> **DESCRIPTION OF THE TASK**:
For the copy, please give all of the data again exactly and leave the pictures out.

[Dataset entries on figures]
# # # # # # #

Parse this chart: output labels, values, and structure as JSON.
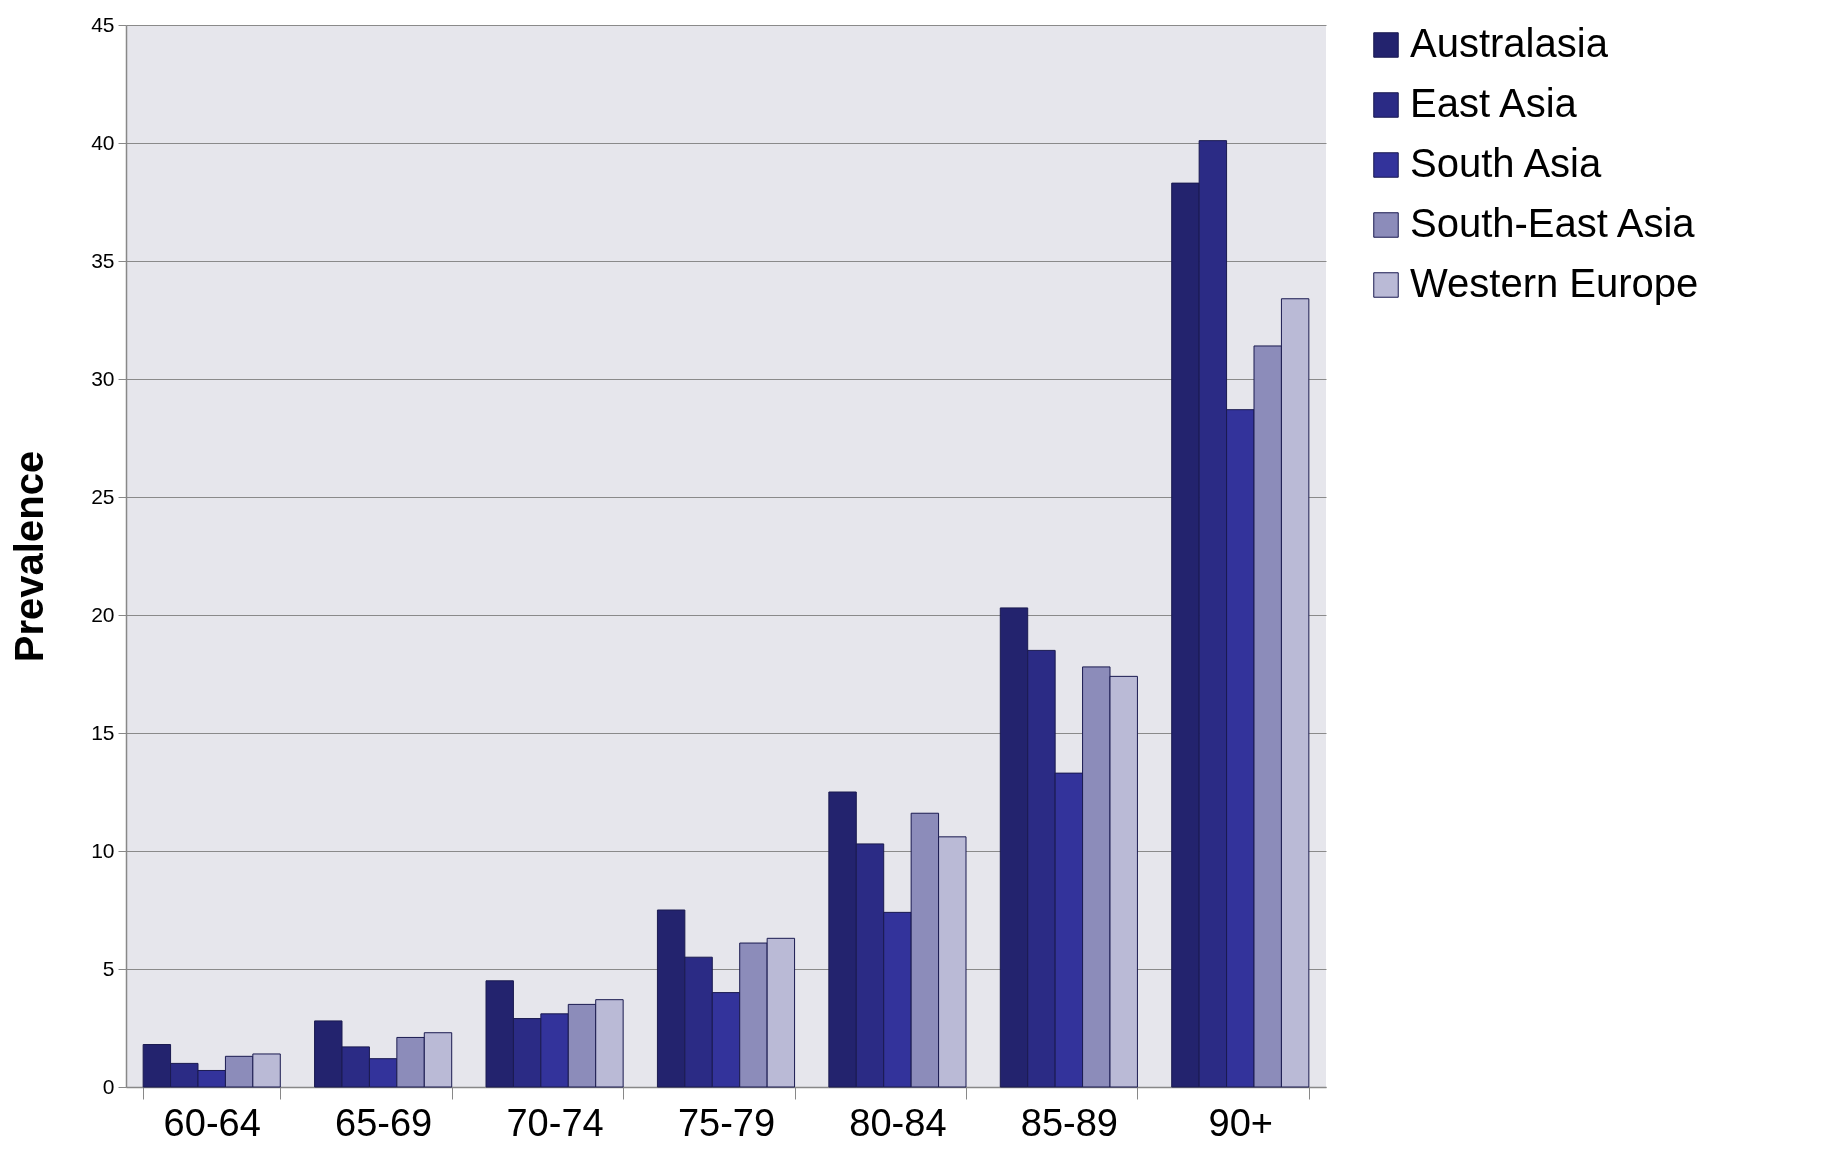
{
  "chart_data": {
    "type": "bar",
    "ylabel": "Prevalence",
    "categories": [
      "60-64",
      "65-69",
      "70-74",
      "75-79",
      "80-84",
      "85-89",
      "90+"
    ],
    "series": [
      {
        "name": "Australasia",
        "color": "#23236e",
        "values": [
          1.8,
          2.8,
          4.5,
          7.5,
          12.5,
          20.3,
          38.3
        ]
      },
      {
        "name": "East Asia",
        "color": "#2b2b85",
        "values": [
          1.0,
          1.7,
          2.9,
          5.5,
          10.3,
          18.5,
          40.1
        ]
      },
      {
        "name": "South Asia",
        "color": "#33339b",
        "values": [
          0.7,
          1.2,
          3.1,
          4.0,
          7.4,
          13.3,
          28.7
        ]
      },
      {
        "name": "South-East Asia",
        "color": "#8c8cba",
        "values": [
          1.3,
          2.1,
          3.5,
          6.1,
          11.6,
          17.8,
          31.4
        ]
      },
      {
        "name": "Western Europe",
        "color": "#babad6",
        "values": [
          1.4,
          2.3,
          3.7,
          6.3,
          10.6,
          17.4,
          33.4
        ]
      }
    ],
    "ylim": [
      0,
      45
    ],
    "yticks": [
      0,
      5,
      10,
      15,
      20,
      25,
      30,
      35,
      40,
      45
    ],
    "grid": "y",
    "legend": "right"
  }
}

# # # # # # #

> **FINISHED ANSWER**:
Parse this chart: output labels, values, and structure as JSON.
{
  "chart_data": {
    "type": "bar",
    "ylabel": "Prevalence",
    "categories": [
      "60-64",
      "65-69",
      "70-74",
      "75-79",
      "80-84",
      "85-89",
      "90+"
    ],
    "series": [
      {
        "name": "Australasia",
        "color": "#23236e",
        "values": [
          1.8,
          2.8,
          4.5,
          7.5,
          12.5,
          20.3,
          38.3
        ]
      },
      {
        "name": "East Asia",
        "color": "#2b2b85",
        "values": [
          1.0,
          1.7,
          2.9,
          5.5,
          10.3,
          18.5,
          40.1
        ]
      },
      {
        "name": "South Asia",
        "color": "#33339b",
        "values": [
          0.7,
          1.2,
          3.1,
          4.0,
          7.4,
          13.3,
          28.7
        ]
      },
      {
        "name": "South-East Asia",
        "color": "#8c8cba",
        "values": [
          1.3,
          2.1,
          3.5,
          6.1,
          11.6,
          17.8,
          31.4
        ]
      },
      {
        "name": "Western Europe",
        "color": "#babad6",
        "values": [
          1.4,
          2.3,
          3.7,
          6.3,
          10.6,
          17.4,
          33.4
        ]
      }
    ],
    "ylim": [
      0,
      45
    ],
    "yticks": [
      0,
      5,
      10,
      15,
      20,
      25,
      30,
      35,
      40,
      45
    ],
    "grid": "y",
    "legend": "right"
  }
}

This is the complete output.